+++ Provided material +++
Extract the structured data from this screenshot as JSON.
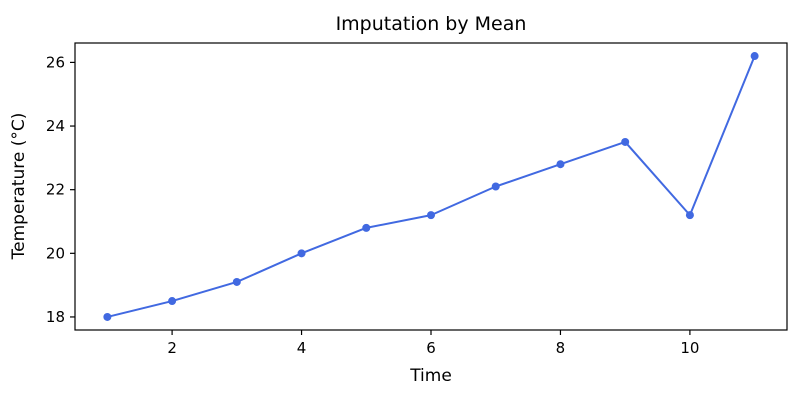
{
  "figure": {
    "background": "#ffffff",
    "frame_color": "#000000",
    "text_color": "#000000"
  },
  "chart_data": {
    "type": "line",
    "title": "Imputation by Mean",
    "xlabel": "Time",
    "ylabel": "Temperature (°C)",
    "x": [
      1,
      2,
      3,
      4,
      5,
      6,
      7,
      8,
      9,
      10,
      11
    ],
    "values": [
      18.0,
      18.5,
      19.1,
      20.0,
      20.8,
      21.2,
      22.1,
      22.8,
      23.5,
      21.2,
      26.2
    ],
    "series_name": "Temperature",
    "line_color": "#4169E1",
    "marker": "circle",
    "marker_radius": 4,
    "line_width": 2,
    "xlim": [
      0.5,
      11.5
    ],
    "ylim": [
      17.59,
      26.61
    ],
    "xticks": [
      2,
      4,
      6,
      8,
      10
    ],
    "yticks": [
      18,
      20,
      22,
      24,
      26
    ],
    "grid": false,
    "legend": false
  }
}
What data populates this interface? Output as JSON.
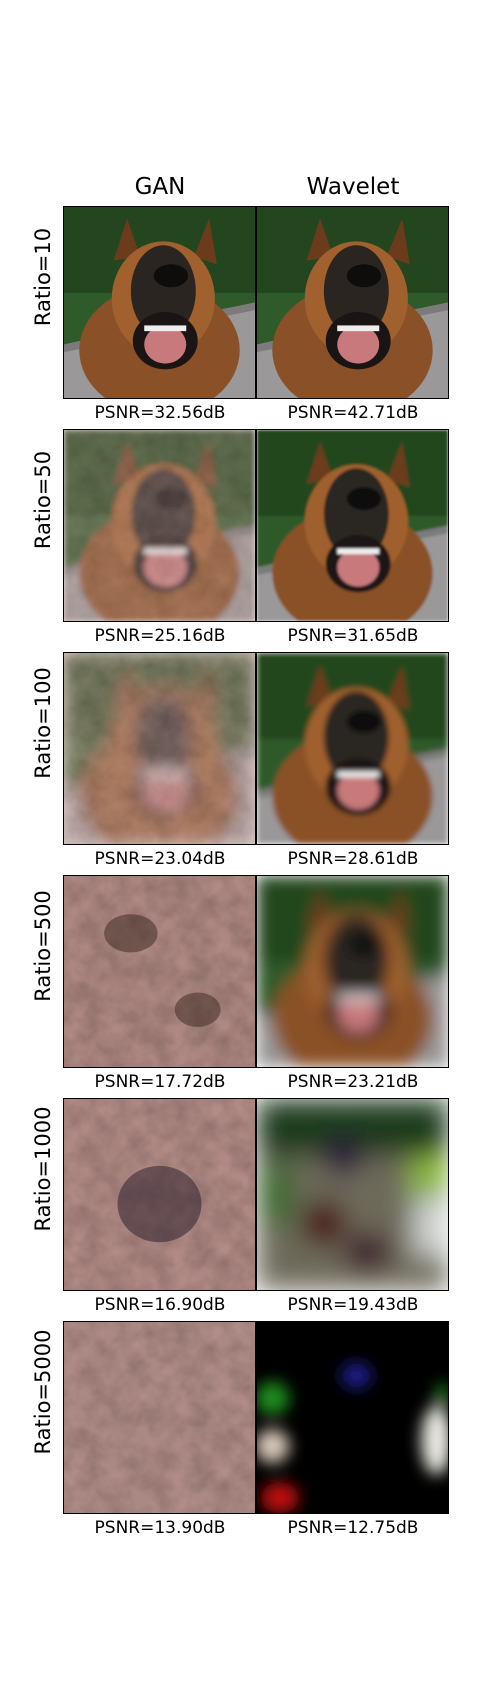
{
  "columns": [
    "GAN",
    "Wavelet"
  ],
  "rows": [
    {
      "label": "Ratio=10",
      "gan_psnr": "PSNR=32.56dB",
      "wavelet_psnr": "PSNR=42.71dB"
    },
    {
      "label": "Ratio=50",
      "gan_psnr": "PSNR=25.16dB",
      "wavelet_psnr": "PSNR=31.65dB"
    },
    {
      "label": "Ratio=100",
      "gan_psnr": "PSNR=23.04dB",
      "wavelet_psnr": "PSNR=28.61dB"
    },
    {
      "label": "Ratio=500",
      "gan_psnr": "PSNR=17.72dB",
      "wavelet_psnr": "PSNR=23.21dB"
    },
    {
      "label": "Ratio=1000",
      "gan_psnr": "PSNR=16.90dB",
      "wavelet_psnr": "PSNR=19.43dB"
    },
    {
      "label": "Ratio=5000",
      "gan_psnr": "PSNR=13.90dB",
      "wavelet_psnr": "PSNR=12.75dB"
    }
  ]
}
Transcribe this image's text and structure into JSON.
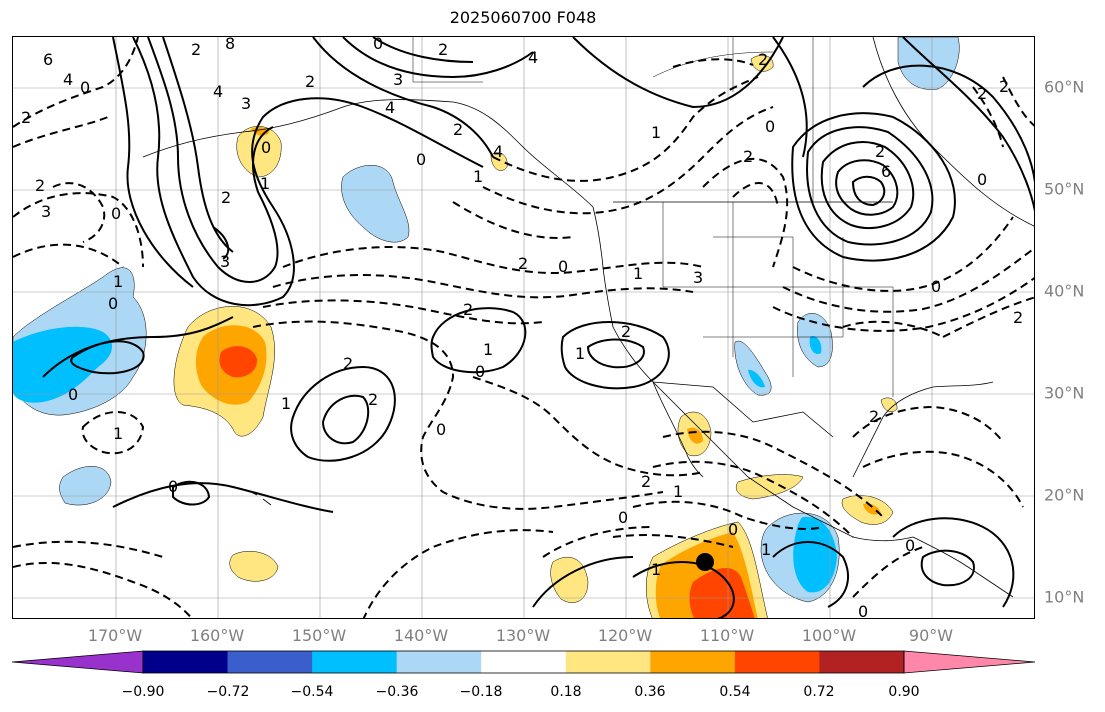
+++
Task goal
Make an exact copy of the whole listing, but don't bring over any pictures.

Finished answer
Extract the structured data from this screenshot as JSON.
{
  "figure": {
    "background": "#ffffff",
    "frame_color": "#000000",
    "text_color": "#000000"
  },
  "chart_data": {
    "type": "line",
    "title": "Imputation by Mean",
    "xlabel": "Time",
    "ylabel": "Temperature (°C)",
    "x": [
      1,
      2,
      3,
      4,
      5,
      6,
      7,
      8,
      9,
      10,
      11
    ],
    "values": [
      18.0,
      18.5,
      19.1,
      20.0,
      20.8,
      21.2,
      22.1,
      22.8,
      23.5,
      21.2,
      26.2
    ],
    "series_name": "Temperature",
    "line_color": "#4169E1",
    "marker": "circle",
    "marker_radius": 4,
    "line_width": 2,
    "xlim": [
      0.5,
      11.5
    ],
    "ylim": [
      17.59,
      26.61
    ],
    "xticks": [
      2,
      4,
      6,
      8,
      10
    ],
    "yticks": [
      18,
      20,
      22,
      24,
      26
    ],
    "grid": false,
    "legend": false
  }
}
What data populates this interface? Output as JSON.
{
  "columns": [
    "GAN",
    "Wavelet"
  ],
  "rows": [
    {
      "label": "Ratio=10",
      "gan_psnr": "PSNR=32.56dB",
      "wavelet_psnr": "PSNR=42.71dB"
    },
    {
      "label": "Ratio=50",
      "gan_psnr": "PSNR=25.16dB",
      "wavelet_psnr": "PSNR=31.65dB"
    },
    {
      "label": "Ratio=100",
      "gan_psnr": "PSNR=23.04dB",
      "wavelet_psnr": "PSNR=28.61dB"
    },
    {
      "label": "Ratio=500",
      "gan_psnr": "PSNR=17.72dB",
      "wavelet_psnr": "PSNR=23.21dB"
    },
    {
      "label": "Ratio=1000",
      "gan_psnr": "PSNR=16.90dB",
      "wavelet_psnr": "PSNR=19.43dB"
    },
    {
      "label": "Ratio=5000",
      "gan_psnr": "PSNR=13.90dB",
      "wavelet_psnr": "PSNR=12.75dB"
    }
  ]
}
Transcribe this image's text and structure into JSON.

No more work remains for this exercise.